EXERCISE REQUIREMENTS
Scan the material that follows. Copy every line containing the word "Inventory".

LISTED RECORDS

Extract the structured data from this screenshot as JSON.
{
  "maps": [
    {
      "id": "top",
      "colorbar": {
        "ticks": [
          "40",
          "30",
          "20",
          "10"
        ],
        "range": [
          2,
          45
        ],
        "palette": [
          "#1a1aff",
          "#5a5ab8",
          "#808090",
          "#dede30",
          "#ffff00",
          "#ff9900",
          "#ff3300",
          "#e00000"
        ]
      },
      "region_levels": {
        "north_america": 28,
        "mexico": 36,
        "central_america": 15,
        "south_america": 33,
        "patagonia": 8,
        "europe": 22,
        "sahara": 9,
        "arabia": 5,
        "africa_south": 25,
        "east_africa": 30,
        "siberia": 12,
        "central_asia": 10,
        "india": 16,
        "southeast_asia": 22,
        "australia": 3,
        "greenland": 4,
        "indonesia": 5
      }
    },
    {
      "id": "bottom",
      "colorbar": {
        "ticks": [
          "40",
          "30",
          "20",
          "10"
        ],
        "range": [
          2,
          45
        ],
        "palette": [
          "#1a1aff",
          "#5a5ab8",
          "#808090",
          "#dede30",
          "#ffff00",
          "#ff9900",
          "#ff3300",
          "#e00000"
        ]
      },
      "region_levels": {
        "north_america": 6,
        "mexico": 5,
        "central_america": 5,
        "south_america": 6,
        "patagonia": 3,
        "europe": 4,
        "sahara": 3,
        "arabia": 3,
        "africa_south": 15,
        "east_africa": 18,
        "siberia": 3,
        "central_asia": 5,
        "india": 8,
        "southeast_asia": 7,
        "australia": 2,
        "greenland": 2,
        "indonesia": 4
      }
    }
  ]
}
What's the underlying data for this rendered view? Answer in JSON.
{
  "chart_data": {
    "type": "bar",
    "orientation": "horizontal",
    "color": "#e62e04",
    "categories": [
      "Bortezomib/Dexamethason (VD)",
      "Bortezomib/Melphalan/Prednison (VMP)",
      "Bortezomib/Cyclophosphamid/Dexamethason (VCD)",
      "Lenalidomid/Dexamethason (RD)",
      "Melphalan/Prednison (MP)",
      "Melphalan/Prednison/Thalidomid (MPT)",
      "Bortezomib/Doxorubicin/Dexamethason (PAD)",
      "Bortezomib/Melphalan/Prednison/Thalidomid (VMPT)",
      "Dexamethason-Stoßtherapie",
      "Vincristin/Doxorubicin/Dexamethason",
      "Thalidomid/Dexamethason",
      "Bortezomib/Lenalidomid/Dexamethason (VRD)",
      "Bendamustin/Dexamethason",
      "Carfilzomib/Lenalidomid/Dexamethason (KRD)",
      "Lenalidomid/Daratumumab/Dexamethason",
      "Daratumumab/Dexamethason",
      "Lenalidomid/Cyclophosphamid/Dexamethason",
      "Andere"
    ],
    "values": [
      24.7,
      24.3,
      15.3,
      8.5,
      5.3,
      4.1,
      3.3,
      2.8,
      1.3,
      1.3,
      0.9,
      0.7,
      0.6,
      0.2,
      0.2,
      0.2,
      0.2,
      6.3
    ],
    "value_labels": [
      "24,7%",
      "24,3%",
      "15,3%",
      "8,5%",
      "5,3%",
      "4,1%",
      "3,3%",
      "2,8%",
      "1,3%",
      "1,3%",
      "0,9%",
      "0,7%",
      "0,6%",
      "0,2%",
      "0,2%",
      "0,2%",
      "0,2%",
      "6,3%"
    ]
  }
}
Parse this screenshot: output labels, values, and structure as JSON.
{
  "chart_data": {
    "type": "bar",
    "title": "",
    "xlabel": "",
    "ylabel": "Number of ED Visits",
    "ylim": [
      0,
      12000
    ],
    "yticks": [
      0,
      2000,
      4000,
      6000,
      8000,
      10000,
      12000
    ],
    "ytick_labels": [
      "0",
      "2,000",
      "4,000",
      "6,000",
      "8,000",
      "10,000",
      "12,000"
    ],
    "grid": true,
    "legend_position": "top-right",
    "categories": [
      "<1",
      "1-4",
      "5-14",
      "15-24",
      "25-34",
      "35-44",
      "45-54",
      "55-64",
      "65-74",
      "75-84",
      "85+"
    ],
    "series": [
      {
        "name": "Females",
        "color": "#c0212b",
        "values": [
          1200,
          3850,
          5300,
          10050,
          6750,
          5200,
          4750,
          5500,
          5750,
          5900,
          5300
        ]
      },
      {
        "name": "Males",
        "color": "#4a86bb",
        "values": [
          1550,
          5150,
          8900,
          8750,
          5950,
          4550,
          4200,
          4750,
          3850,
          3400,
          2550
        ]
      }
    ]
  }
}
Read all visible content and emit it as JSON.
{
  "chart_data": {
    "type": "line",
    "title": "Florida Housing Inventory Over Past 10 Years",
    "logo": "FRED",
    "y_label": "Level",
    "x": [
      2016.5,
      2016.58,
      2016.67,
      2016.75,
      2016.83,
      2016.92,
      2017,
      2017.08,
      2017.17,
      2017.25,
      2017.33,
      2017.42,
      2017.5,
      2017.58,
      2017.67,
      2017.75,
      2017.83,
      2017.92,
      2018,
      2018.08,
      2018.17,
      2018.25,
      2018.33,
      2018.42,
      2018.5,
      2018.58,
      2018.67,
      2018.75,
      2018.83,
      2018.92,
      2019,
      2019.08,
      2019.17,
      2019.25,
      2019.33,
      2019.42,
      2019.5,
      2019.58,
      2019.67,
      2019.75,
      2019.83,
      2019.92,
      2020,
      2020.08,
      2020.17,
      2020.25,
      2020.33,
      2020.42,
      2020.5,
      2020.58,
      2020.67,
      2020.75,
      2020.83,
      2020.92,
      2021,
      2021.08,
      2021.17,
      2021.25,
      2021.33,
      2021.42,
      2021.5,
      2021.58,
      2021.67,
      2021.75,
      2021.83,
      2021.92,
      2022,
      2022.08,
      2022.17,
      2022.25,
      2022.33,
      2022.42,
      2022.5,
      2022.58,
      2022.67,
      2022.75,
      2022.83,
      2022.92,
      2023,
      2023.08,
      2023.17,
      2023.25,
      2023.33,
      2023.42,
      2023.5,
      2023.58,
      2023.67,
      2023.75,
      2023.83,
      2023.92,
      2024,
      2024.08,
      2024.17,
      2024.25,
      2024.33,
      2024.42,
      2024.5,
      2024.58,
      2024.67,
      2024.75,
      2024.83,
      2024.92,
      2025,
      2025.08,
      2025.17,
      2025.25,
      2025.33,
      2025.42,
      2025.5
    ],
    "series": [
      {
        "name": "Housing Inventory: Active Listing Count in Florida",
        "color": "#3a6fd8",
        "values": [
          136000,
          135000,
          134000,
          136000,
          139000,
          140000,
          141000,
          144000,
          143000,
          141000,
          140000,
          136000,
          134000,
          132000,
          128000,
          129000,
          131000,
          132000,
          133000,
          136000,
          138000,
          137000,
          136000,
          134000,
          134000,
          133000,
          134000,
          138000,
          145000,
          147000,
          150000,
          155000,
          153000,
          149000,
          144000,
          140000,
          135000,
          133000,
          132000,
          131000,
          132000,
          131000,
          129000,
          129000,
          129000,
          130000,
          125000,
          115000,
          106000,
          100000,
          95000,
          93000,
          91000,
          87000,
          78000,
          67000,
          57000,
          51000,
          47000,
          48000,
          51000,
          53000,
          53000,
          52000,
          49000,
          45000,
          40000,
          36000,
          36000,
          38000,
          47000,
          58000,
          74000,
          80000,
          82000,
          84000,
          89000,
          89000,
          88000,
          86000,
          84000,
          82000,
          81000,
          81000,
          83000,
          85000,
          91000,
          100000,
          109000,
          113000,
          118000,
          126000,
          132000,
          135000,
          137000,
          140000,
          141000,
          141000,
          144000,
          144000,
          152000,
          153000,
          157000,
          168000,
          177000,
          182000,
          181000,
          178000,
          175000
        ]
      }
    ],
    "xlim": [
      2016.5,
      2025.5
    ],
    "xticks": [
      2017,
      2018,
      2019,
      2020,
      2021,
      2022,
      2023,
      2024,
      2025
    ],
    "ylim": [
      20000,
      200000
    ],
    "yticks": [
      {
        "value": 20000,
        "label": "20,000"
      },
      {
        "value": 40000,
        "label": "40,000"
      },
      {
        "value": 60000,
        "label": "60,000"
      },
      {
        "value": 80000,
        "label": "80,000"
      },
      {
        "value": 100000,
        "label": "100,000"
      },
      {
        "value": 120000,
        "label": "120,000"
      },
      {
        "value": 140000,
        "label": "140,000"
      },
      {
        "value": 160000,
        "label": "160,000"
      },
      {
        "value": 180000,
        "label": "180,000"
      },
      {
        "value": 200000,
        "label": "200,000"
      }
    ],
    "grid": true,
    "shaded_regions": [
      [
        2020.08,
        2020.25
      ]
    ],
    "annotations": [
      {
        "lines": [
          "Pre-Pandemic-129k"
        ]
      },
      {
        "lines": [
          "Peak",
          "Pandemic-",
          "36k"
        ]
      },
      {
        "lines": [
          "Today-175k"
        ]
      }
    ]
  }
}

ANSWER TO THE PROBLEM
    "title": "Florida Housing Inventory Over Past 10 Years",
        "name": "Housing Inventory: Active Listing Count in Florida",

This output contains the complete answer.